- [What to do]
Go through the listing below and gather every line with the word "impostati".

---------- Supplied records

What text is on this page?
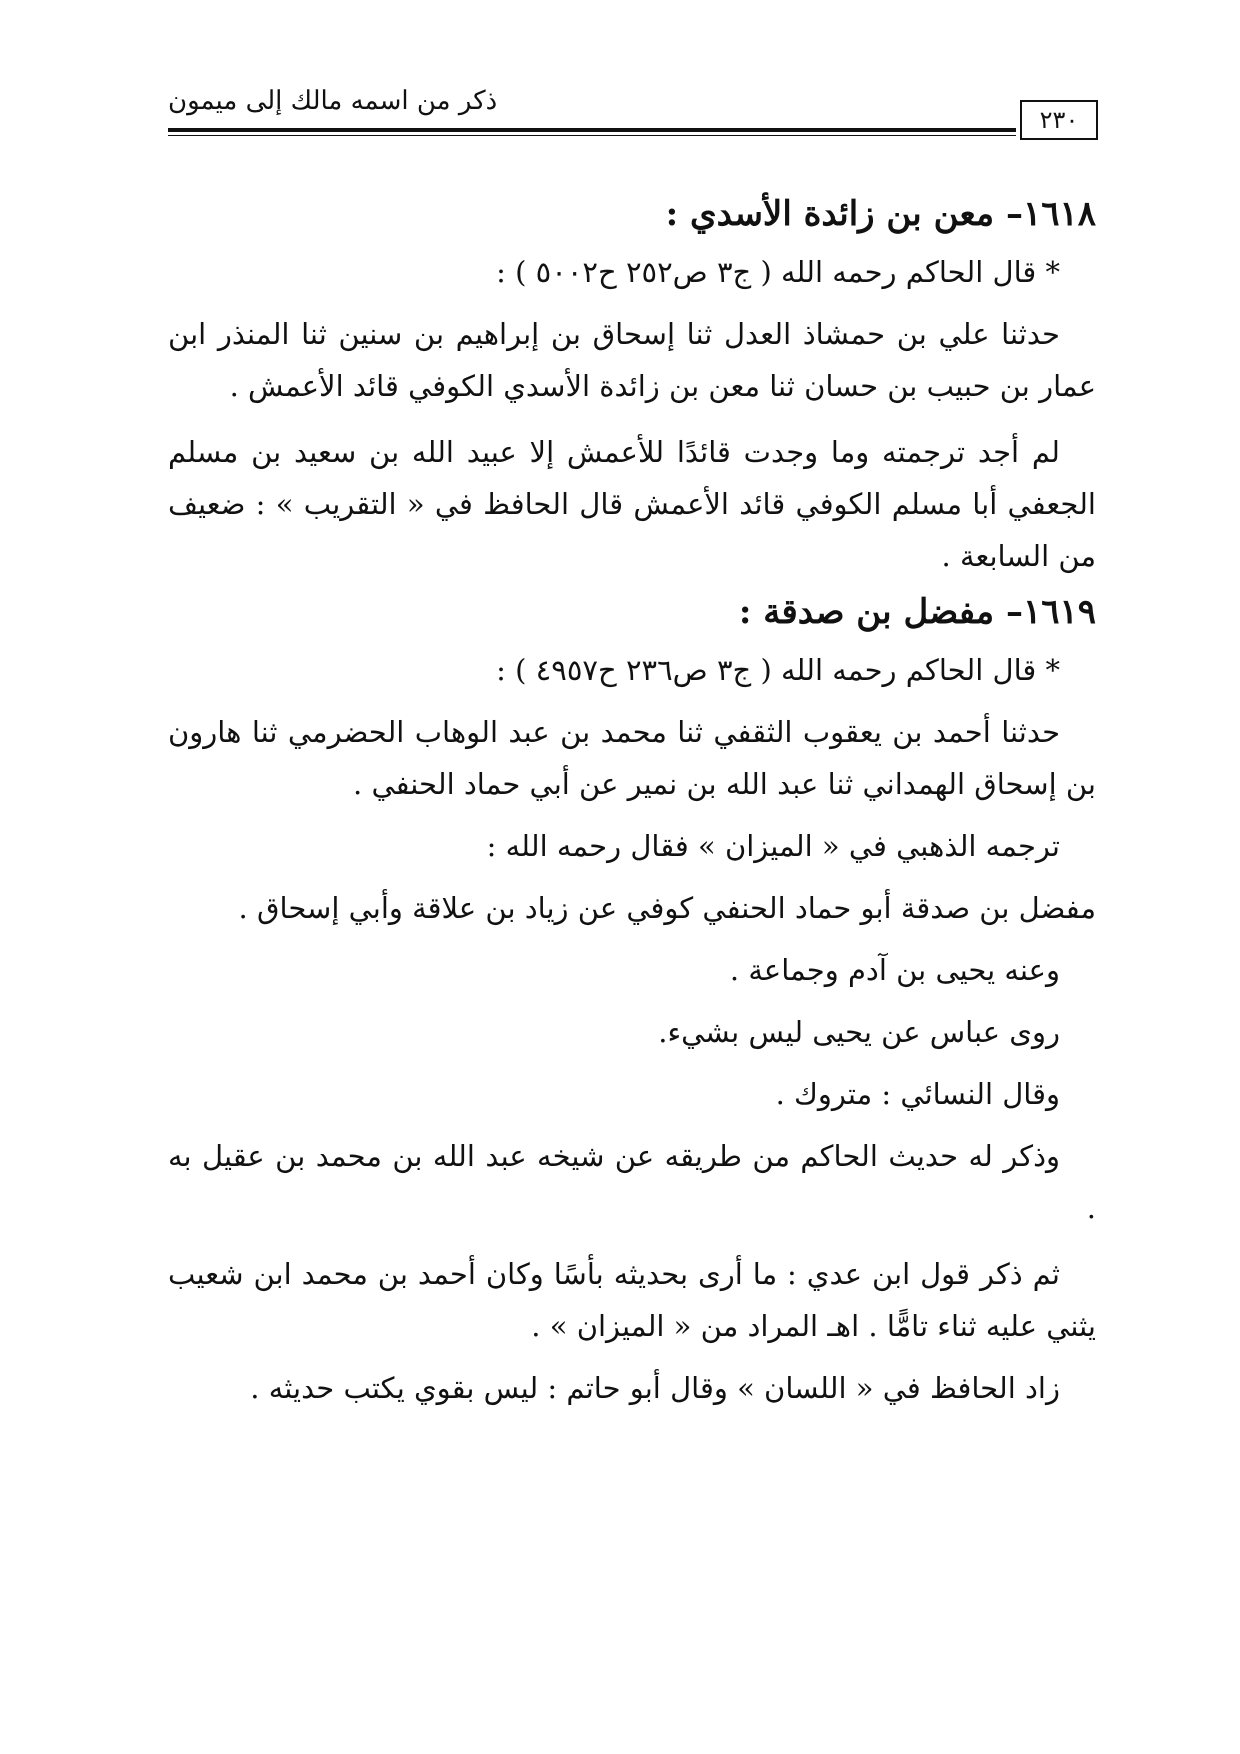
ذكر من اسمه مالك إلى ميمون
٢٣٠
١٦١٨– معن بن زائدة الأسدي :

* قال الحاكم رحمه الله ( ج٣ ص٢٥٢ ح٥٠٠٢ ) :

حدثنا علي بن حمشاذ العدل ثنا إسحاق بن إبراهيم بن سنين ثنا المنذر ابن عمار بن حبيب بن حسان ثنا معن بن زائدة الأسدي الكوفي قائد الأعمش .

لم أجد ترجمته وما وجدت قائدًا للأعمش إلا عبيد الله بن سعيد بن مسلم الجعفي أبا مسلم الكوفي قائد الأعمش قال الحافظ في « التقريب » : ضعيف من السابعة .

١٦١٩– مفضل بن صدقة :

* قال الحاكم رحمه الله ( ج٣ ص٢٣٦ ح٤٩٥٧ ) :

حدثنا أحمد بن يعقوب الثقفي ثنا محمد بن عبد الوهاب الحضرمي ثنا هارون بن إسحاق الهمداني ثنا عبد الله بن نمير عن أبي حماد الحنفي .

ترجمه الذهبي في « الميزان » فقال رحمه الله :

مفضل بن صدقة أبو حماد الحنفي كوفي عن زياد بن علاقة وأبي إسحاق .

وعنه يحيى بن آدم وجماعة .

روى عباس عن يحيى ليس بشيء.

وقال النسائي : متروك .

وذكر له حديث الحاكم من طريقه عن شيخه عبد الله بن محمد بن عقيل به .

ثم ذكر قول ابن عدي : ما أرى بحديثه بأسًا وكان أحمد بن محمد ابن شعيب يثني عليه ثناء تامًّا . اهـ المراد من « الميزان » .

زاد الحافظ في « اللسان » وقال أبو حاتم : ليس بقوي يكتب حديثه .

--------------------
---------- Supplied records

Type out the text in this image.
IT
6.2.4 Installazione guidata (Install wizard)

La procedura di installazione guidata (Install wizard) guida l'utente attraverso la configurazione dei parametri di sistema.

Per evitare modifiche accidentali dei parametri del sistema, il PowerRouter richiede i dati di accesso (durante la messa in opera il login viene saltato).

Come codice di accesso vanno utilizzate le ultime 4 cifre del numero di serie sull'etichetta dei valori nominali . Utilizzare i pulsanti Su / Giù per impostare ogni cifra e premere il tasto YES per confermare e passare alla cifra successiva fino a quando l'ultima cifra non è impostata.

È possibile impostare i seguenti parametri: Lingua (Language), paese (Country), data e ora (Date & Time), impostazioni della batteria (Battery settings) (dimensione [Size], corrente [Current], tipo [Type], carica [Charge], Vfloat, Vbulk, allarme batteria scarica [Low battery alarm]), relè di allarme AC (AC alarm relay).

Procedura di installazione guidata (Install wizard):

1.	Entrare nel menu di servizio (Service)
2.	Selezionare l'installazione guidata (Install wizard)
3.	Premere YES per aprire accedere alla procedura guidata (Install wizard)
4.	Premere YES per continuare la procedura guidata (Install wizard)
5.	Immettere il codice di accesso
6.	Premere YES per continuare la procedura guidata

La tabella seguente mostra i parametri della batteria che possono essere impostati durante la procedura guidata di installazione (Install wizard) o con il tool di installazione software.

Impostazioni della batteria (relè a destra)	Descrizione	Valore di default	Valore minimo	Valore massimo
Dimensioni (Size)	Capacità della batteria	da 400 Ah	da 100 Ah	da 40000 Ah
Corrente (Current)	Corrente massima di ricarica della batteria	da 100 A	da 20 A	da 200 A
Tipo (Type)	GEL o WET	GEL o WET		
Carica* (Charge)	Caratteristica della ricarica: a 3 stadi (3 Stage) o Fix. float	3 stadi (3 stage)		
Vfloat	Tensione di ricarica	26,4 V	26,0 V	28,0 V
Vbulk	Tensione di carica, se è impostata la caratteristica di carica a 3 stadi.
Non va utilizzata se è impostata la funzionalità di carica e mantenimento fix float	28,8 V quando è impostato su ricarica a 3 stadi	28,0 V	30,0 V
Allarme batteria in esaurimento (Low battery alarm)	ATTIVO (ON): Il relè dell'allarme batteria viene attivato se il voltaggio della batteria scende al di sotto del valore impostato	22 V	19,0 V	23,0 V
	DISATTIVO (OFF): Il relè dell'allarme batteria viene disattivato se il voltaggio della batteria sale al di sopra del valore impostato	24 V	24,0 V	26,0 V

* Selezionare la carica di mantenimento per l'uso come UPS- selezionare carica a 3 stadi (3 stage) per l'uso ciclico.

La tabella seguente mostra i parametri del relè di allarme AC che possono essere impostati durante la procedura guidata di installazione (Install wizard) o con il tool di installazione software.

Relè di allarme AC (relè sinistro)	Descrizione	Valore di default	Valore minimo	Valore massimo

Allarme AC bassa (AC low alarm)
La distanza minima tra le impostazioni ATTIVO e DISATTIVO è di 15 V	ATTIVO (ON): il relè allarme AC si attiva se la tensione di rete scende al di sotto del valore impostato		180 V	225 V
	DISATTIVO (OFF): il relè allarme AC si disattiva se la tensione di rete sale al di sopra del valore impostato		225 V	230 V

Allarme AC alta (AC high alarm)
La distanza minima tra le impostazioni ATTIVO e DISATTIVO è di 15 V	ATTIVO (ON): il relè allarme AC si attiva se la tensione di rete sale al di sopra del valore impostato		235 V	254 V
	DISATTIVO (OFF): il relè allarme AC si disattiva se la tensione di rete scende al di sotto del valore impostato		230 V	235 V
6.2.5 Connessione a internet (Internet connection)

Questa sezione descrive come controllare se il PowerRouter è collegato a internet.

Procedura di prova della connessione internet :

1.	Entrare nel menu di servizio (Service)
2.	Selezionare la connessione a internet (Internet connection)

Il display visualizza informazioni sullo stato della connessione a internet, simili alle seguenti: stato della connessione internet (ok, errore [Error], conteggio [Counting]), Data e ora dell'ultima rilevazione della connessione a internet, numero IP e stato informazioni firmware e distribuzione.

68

--------------------
---------- Supplied records

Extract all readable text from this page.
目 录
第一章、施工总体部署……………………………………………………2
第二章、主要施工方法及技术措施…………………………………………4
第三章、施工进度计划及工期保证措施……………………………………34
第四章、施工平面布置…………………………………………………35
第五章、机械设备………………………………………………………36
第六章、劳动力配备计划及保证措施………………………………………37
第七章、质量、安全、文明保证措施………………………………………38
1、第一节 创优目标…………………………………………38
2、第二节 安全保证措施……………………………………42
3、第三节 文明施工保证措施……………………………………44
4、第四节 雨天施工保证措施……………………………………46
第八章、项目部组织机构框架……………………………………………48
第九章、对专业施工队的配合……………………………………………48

--------------------

- [Written solution]
La tabella seguente mostra i parametri della batteria che possono essere impostati durante la procedura guidata di installazione (Install wizard) o con il tool di installazione software.
La tabella seguente mostra i parametri del relè di allarme AC che possono essere impostati durante la procedura guidata di installazione (Install wizard) o con il tool di installazione software.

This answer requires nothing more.